_SET TASK_: Give every line back verbatim, dropping all images.

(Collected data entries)
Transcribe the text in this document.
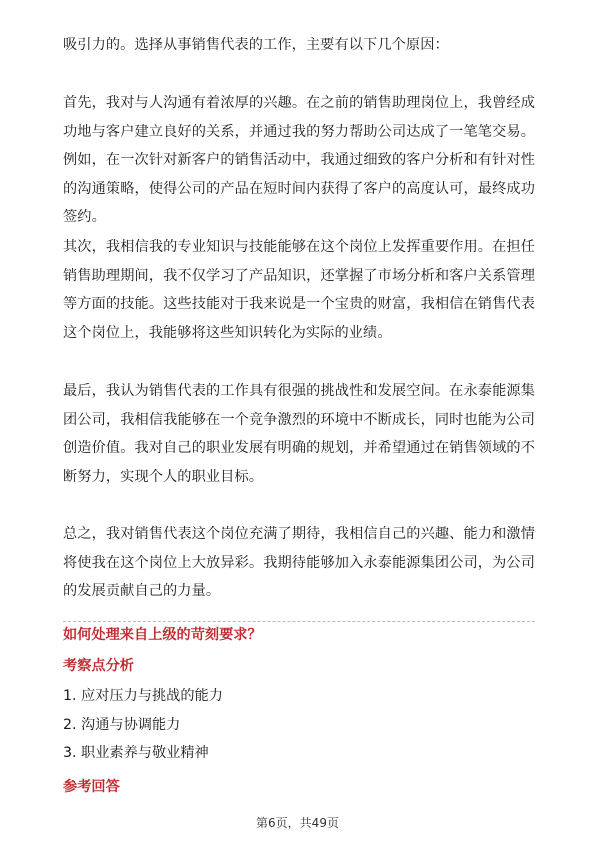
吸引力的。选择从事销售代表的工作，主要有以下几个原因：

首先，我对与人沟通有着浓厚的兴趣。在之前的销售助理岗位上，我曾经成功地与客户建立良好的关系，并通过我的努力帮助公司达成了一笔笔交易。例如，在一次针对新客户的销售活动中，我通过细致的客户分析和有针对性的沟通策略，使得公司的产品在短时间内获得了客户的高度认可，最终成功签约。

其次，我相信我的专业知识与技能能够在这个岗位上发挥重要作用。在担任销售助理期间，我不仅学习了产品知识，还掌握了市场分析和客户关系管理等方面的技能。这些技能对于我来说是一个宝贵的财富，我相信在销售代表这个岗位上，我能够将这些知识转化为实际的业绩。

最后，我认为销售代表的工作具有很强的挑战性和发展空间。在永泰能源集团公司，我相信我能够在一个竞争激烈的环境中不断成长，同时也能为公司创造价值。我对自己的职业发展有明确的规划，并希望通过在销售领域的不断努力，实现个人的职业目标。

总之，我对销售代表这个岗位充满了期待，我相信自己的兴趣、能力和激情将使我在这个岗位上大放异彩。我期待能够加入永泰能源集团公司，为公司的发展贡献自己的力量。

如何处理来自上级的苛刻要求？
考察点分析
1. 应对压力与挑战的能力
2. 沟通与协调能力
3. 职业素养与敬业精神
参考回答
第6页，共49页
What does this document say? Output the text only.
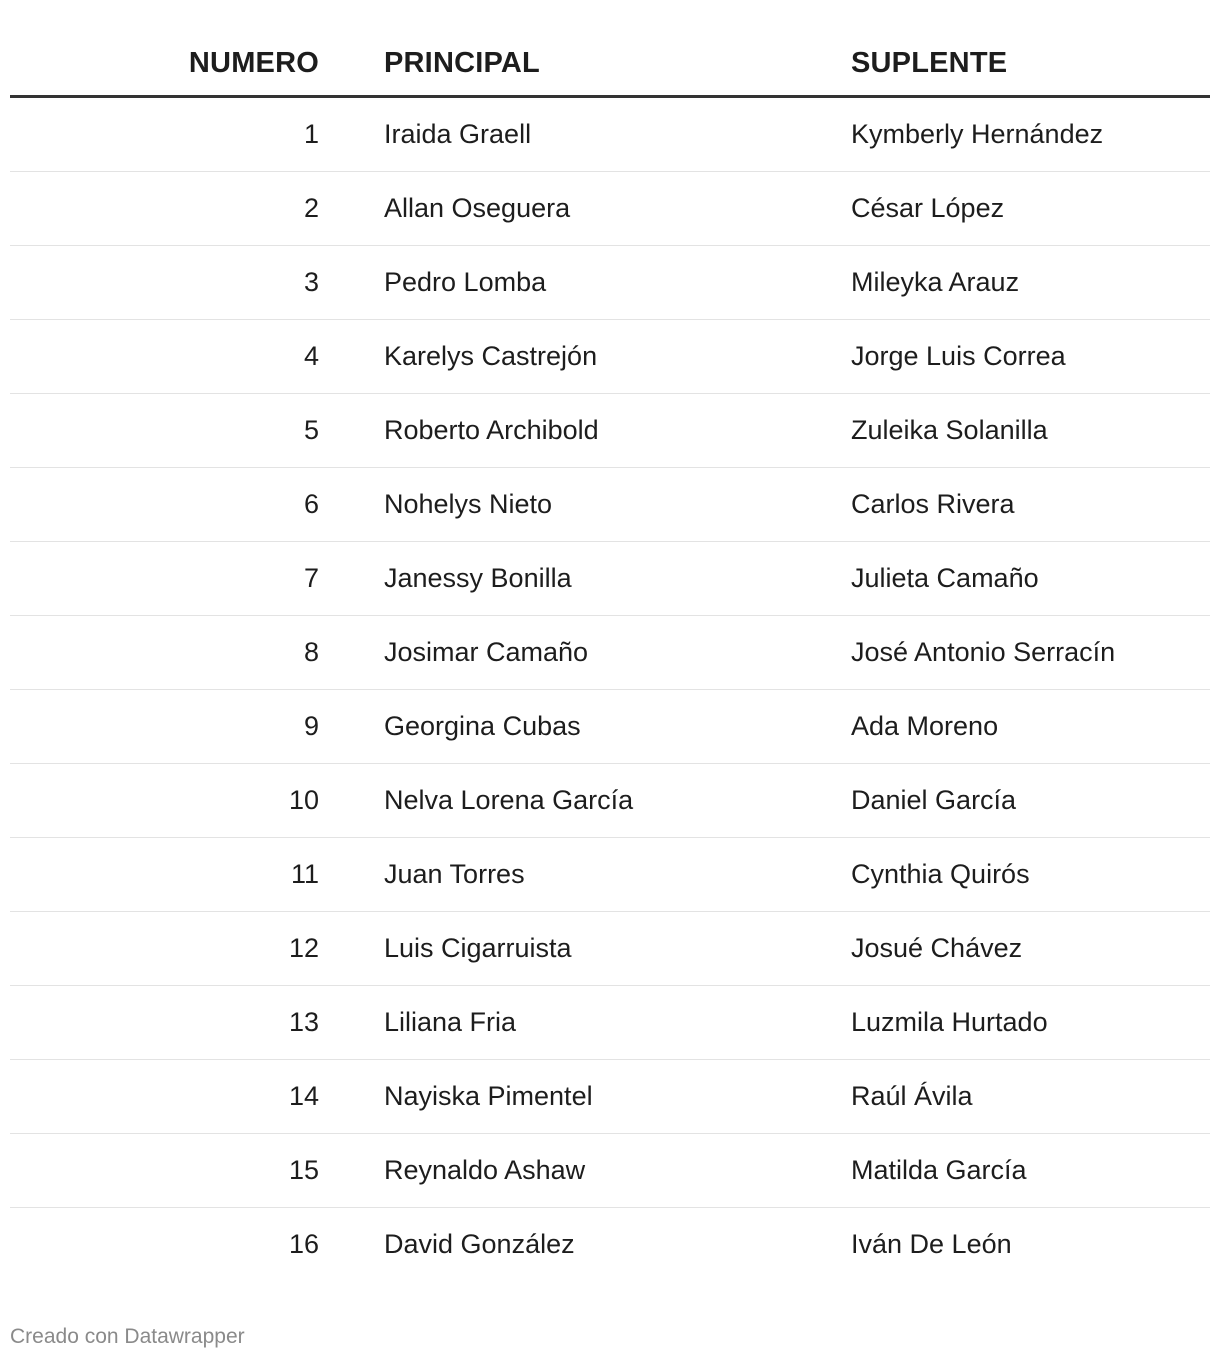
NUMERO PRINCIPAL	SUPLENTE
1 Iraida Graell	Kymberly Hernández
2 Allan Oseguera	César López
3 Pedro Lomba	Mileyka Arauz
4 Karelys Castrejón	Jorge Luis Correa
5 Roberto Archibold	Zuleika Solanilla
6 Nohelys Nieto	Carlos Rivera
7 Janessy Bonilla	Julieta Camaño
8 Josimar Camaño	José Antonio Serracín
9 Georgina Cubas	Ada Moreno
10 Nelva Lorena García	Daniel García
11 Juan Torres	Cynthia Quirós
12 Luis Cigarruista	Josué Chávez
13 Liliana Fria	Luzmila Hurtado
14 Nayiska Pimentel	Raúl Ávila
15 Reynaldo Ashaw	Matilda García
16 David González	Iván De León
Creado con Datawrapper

_COMPLETED EXERCISE_:
Transcribe the text in this document.
吸引力的。选择从事销售代表的工作，主要有以下几个原因：

首先，我对与人沟通有着浓厚的兴趣。在之前的销售助理岗位上，我曾经成功地与客户建立良好的关系，并通过我的努力帮助公司达成了一笔笔交易。例如，在一次针对新客户的销售活动中，我通过细致的客户分析和有针对性的沟通策略，使得公司的产品在短时间内获得了客户的高度认可，最终成功签约。

其次，我相信我的专业知识与技能能够在这个岗位上发挥重要作用。在担任销售助理期间，我不仅学习了产品知识，还掌握了市场分析和客户关系管理等方面的技能。这些技能对于我来说是一个宝贵的财富，我相信在销售代表这个岗位上，我能够将这些知识转化为实际的业绩。

最后，我认为销售代表的工作具有很强的挑战性和发展空间。在永泰能源集团公司，我相信我能够在一个竞争激烈的环境中不断成长，同时也能为公司创造价值。我对自己的职业发展有明确的规划，并希望通过在销售领域的不断努力，实现个人的职业目标。

总之，我对销售代表这个岗位充满了期待，我相信自己的兴趣、能力和激情将使我在这个岗位上大放异彩。我期待能够加入永泰能源集团公司，为公司的发展贡献自己的力量。

如何处理来自上级的苛刻要求？
考察点分析
1. 应对压力与挑战的能力
2. 沟通与协调能力
3. 职业素养与敬业精神
参考回答
第6页，共49页
What does this document say? Output the text only.
NUMERO PRINCIPAL	SUPLENTE
1 Iraida Graell	Kymberly Hernández
2 Allan Oseguera	César López
3 Pedro Lomba	Mileyka Arauz
4 Karelys Castrejón	Jorge Luis Correa
5 Roberto Archibold	Zuleika Solanilla
6 Nohelys Nieto	Carlos Rivera
7 Janessy Bonilla	Julieta Camaño
8 Josimar Camaño	José Antonio Serracín
9 Georgina Cubas	Ada Moreno
10 Nelva Lorena García	Daniel García
11 Juan Torres	Cynthia Quirós
12 Luis Cigarruista	Josué Chávez
13 Liliana Fria	Luzmila Hurtado
14 Nayiska Pimentel	Raúl Ávila
15 Reynaldo Ashaw	Matilda García
16 David González	Iván De León
Creado con Datawrapper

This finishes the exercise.